• [Stated exercise]:
Pull out from the material below all lines with "Leidenschaftlichkeit".

Data listing:
════

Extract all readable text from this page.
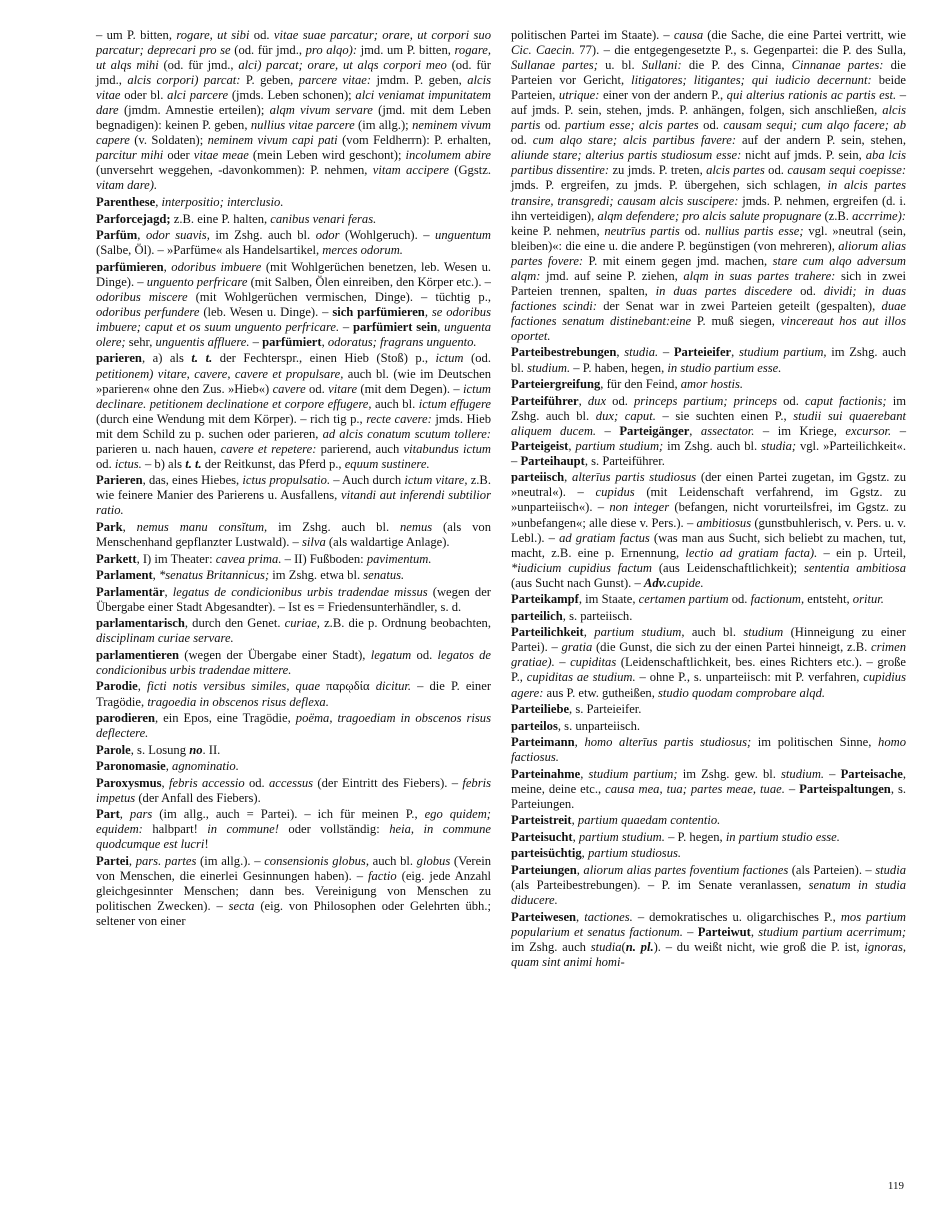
– um P. bitten, rogare, ut sibi od. vitae suae parcatur; orare, ut corpori suo parcatur; deprecari pro se (od. für jmd., pro alqo): jmd. um P. bitten, rogare, ut alqs mihi (od. für jmd., alci) parcat; orare, ut alqs corpori meo (od. für jmd., alcis corpori) parcat: P. geben, parcere vitae: jmdm. P. geben, alcis vitae oder bl. alci parcere (jmds. Leben schonen); alci veniamat impunitatem dare (jmdm. Amnestie erteilen); alqm vivum servare (jmd. mit dem Leben begnadigen): keinen P. geben, nullius vitae parcere (im allg.); neminem vivum capere (v. Soldaten); neminem vivum capi pati (vom Feldherrn): P. erhalten, parcitur mihi oder vitae meae (mein Leben wird geschont); incolumem abire (unversehrt weggehen, -davonkommen): P. nehmen, vitam accipere (Ggstz. vitam dare).

Parenthese, interpositio; interclusio.

Parforcejagd; z.B. eine P. halten, canibus venari feras.

Parfüm, odor suavis, im Zshg. auch bl. odor (Wohlgeruch). – unguentum (Salbe, Öl). – »Parfüme« als Handelsartikel, merces odorum.

parfümieren, odoribus imbuere (mit Wohlgerüchen benetzen, leb. Wesen u. Dinge). – unguento perfricare (mit Salben, Ölen einreiben, den Körper etc.). – odoribus miscere (mit Wohlgerüchen vermischen, Dinge). – tüchtig p., odoribus perfundere (leb. Wesen u. Dinge). – sich parfümieren, se odoribus imbuere; caput et os suum unguento perfricare. – parfümiert sein, unguenta olere; sehr, unguentis affluere. – parfümiert, odoratus; fragrans unguento.

parieren, a) als t. t. der Fechterspr., einen Hieb (Stoß) p., ictum (od. petitionem) vitare, cavere, cavere et propulsare, auch bl. (wie im Deutschen »parieren« ohne den Zus. »Hieb«) cavere od. vitare (mit dem Degen). – ictum declinare. petitionem declinatione et corpore effugere, auch bl. ictum effugere (durch eine Wendung mit dem Körper). – rich tig p., recte cavere: jmds. Hieb mit dem Schild zu p. suchen oder parieren, ad alcis conatum scutum tollere: parieren u. nach hauen, cavere et repetere: parierend, auch vitabundus ictum od. ictus. – b) als t. t. der Reitkunst, das Pferd p., equum sustinere.

Parieren, das, eines Hiebes, ictus propulsatio. – Auch durch ictum vitare, z.B. wie feinere Manier des Parierens u. Ausfallens, vitandi aut inferendi subtilior ratio.

Park, nemus manu consĭtum, im Zshg. auch bl. nemus (als von Menschenhand gepflanzter Lustwald). – silva (als waldartige Anlage).

Parkett, I) im Theater: cavea prima. – II) Fußboden: pavimentum.

Parlament, *senatus Britannicus; im Zshg. etwa bl. senatus.

Parlamentär, legatus de condicionibus urbis tradendae missus (wegen der Übergabe einer Stadt Abgesandter). – Ist es = Friedensunterhändler, s. d.

parlamentarisch, durch den Genet. curiae, z.B. die p. Ordnung beobachten, disciplinam curiae servare.

parlamentieren (wegen der Übergabe einer Stadt), legatum od. legatos de condicionibus urbis tradendae mittere.

Parodie, ficti notis versibus similes, quae παρῳδία dicitur. – die P. einer Tragödie, tragoedia in obscenos risus deflexa.

parodieren, ein Epos, eine Tragödie, poëma, tragoediam in obscenos risus deflectere.

Parole, s. Losung no. II.

Paronomasie, agnominatio.

Paroxysmus, febris accessio od. accessus (der Eintritt des Fiebers). – febris impetus (der Anfall des Fiebers).

Part, pars (im allg., auch = Partei). – ich für meinen P., ego quidem; equidem: halbpart! in commune! oder vollständig: heia, in commune quodcumque est lucri!

Partei, pars. partes (im allg.). – consensionis globus, auch bl. globus (Verein von Menschen, die einerlei Gesinnungen haben). – factio (eig. jede Anzahl gleichgesinnter Menschen; dann bes. Vereinigung von Menschen zu politischen Zwecken). – secta (eig. von Philosophen oder Gelehrten übh.; seltener von einer

politischen Partei im Staate). – causa (die Sache, die eine Partei vertritt, wie Cic. Caecin. 77). – die entgegengesetzte P., s. Gegenpartei: die P. des Sulla, Sullanae partes; u. bl. Sullani: die P. des Cinna, Cinnanae partes: die Parteien vor Gericht, litigatores; litigantes; qui iudicio decernunt: beide Parteien, utrique: einer von der andern P., qui alterius rationis ac partis est. – auf jmds. P. sein, stehen, jmds. P. anhängen, folgen, sich anschließen, alcis partis od. partium esse; alcis partes od. causam sequi; cum alqo facere; ab od. cum alqo stare; alcis partibus favere: auf der andern P. sein, stehen, aliunde stare; alterius partis studiosum esse: nicht auf jmds. P. sein, aba lcis partibus dissentire: zu jmds. P. treten, alcis partes od. causam sequi coepisse: jmds. P. ergreifen, zu jmds. P. übergehen, sich schlagen, in alcis partes transire, transgredi; causam alcis suscipere: jmds. P. nehmen, ergreifen (d. i. ihn verteidigen), alqm defendere; pro alcis salute propugnare (z.B. accrrime): keine P. nehmen, neutrīus partis od. nullius partis esse; vgl. »neutral (sein, bleiben)«: die eine u. die andere P. begünstigen (von mehreren), aliorum alias partes fovere: P. mit einem gegen jmd. machen, stare cum alqo adversum alqm: jmd. auf seine P. ziehen, alqm in suas partes trahere: sich in zwei Parteien trennen, spalten, in duas partes discedere od. dividi; in duas factiones scindi: der Senat war in zwei Parteien geteilt (gespalten), duae factiones senatum distinebant:eine P. muß siegen, vincereaut hos aut illos oportet.

Parteibestrebungen, studia. – Parteieifer, studium partium, im Zshg. auch bl. studium. – P. haben, hegen, in studio partium esse.

Parteiergreifung, für den Feind, amor hostis.

Parteiführer, dux od. princeps partium; princeps od. caput factionis; im Zshg. auch bl. dux; caput. – sie suchten einen P., studii sui quaerebant aliquem ducem. – Parteigänger, assectator. – im Kriege, excursor. – Parteigeist, partium studium; im Zshg. auch bl. studia; vgl. »Parteilichkeit«. – Parteihaupt, s. Parteiführer.

parteiisch, alterīus partis studiosus (der einen Partei zugetan, im Ggstz. zu »neutral«). – cupidus (mit Leidenschaft verfahrend, im Ggstz. zu »unparteiisch«). – non integer (befangen, nicht vorurteilsfrei, im Ggstz. zu »unbefangen«; alle diese v. Pers.). – ambitiosus (gunstbuhlerisch, v. Pers. u. v. Lebl.). – ad gratiam factus (was man aus Sucht, sich beliebt zu machen, tut, macht, z.B. eine p. Ernennung, lectio ad gratiam facta). – ein p. Urteil, *iudicium cupidius factum (aus Leidenschaftlichkeit); sententia ambitiosa (aus Sucht nach Gunst). – Adv.cupide.

Parteikampf, im Staate, certamen partium od. factionum, entsteht, oritur.

parteilich, s. parteiisch.

Parteilichkeit, partium studium, auch bl. studium (Hinneigung zu einer Partei). – gratia (die Gunst, die sich zu der einen Partei hinneigt, z.B. crimen gratiae). – cupiditas (Leidenschaftlichkeit, bes. eines Richters etc.). – große P., cupiditas ae studium. – ohne P., s. unparteiisch: mit P. verfahren, cupidius agere: aus P. etw. gutheißen, studio quodam comprobare alqd.

Parteiliebe, s. Parteieifer.

parteilos, s. unparteiisch.

Parteimann, homo alterīus partis studiosus; im politischen Sinne, homo factiosus.

Parteinahme, studium partium; im Zshg. gew. bl. studium. – Parteisache, meine, deine etc., causa mea, tua; partes meae, tuae. – Parteispaltungen, s. Parteiungen.

Parteistreit, partium quaedam contentio.

Parteisucht, partium studium. – P. hegen, in partium studio esse.

parteisüchtig, partium studiosus.

Parteiungen, aliorum alias partes foventium factiones (als Parteien). – studia (als Parteibestrebungen). – P. im Senate veranlassen, senatum in studia diducere.

Parteiwesen, tactiones. – demokratisches u. oligarchisches P., mos partium popularium et senatus factionum. – Parteiwut, studium partium acerrimum; im Zshg. auch studia(n. pl.). – du weißt nicht, wie groß die P. ist, ignoras, quam sint animi homi-

119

════

• [Final result]:
parteiisch, alterīus partis studiosus (der einen Partei zugetan, im Ggstz. zu »neutral«). – cupidus (mit Leidenschaft verfahrend, im Ggstz. zu »unparteiisch«). – non integer (befangen, nicht vorurteilsfrei, im Ggstz. zu »unbefangen«; alle diese v. Pers.). – ambitiosus (gunstbuhlerisch, v. Pers. u. v. Lebl.). – ad gratiam factus (was man aus Sucht, sich beliebt zu machen, tut, macht, z.B. eine p. Ernennung, lectio ad gratiam facta). – ein p. Urteil, *iudicium cupidius factum (aus Leidenschaftlichkeit); sententia ambitiosa (aus Sucht nach Gunst). – Adv.cupide.
Parteilichkeit, partium studium, auch bl. studium (Hinneigung zu einer Partei). – gratia (die Gunst, die sich zu der einen Partei hinneigt, z.B. crimen gratiae). – cupiditas (Leidenschaftlichkeit, bes. eines Richters etc.). – große P., cupiditas ae studium. – ohne P., s. unparteiisch: mit P. verfahren, cupidius agere: aus P. etw. gutheißen, studio quodam comprobare alqd.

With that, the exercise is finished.